Task instructions: Return the entries verbatim and drop every picture.

Supplied material:

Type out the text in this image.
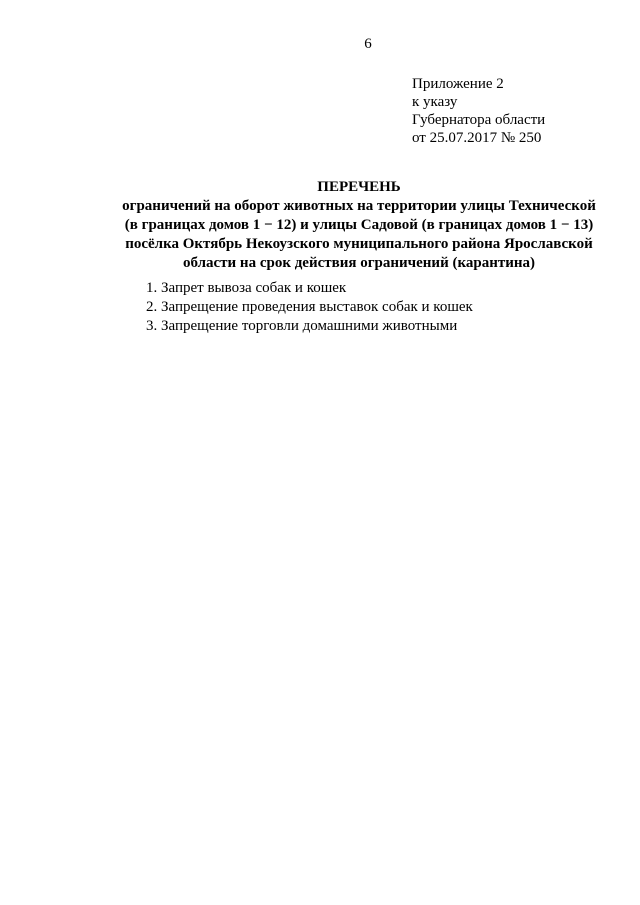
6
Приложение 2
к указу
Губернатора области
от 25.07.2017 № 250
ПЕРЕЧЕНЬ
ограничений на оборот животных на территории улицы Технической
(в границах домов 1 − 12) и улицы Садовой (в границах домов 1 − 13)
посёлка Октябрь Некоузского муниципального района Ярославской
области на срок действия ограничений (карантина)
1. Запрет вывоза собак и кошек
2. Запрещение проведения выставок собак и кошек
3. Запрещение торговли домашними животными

The reply:
Type out the text in this image.
6
Приложение 2
к указу
Губернатора области
от 25.07.2017 № 250
ПЕРЕЧЕНЬ
ограничений на оборот животных на территории улицы Технической
(в границах домов 1 − 12) и улицы Садовой (в границах домов 1 − 13)
посёлка Октябрь Некоузского муниципального района Ярославской
области на срок действия ограничений (карантина)
1. Запрет вывоза собак и кошек
2. Запрещение проведения выставок собак и кошек
3. Запрещение торговли домашними животными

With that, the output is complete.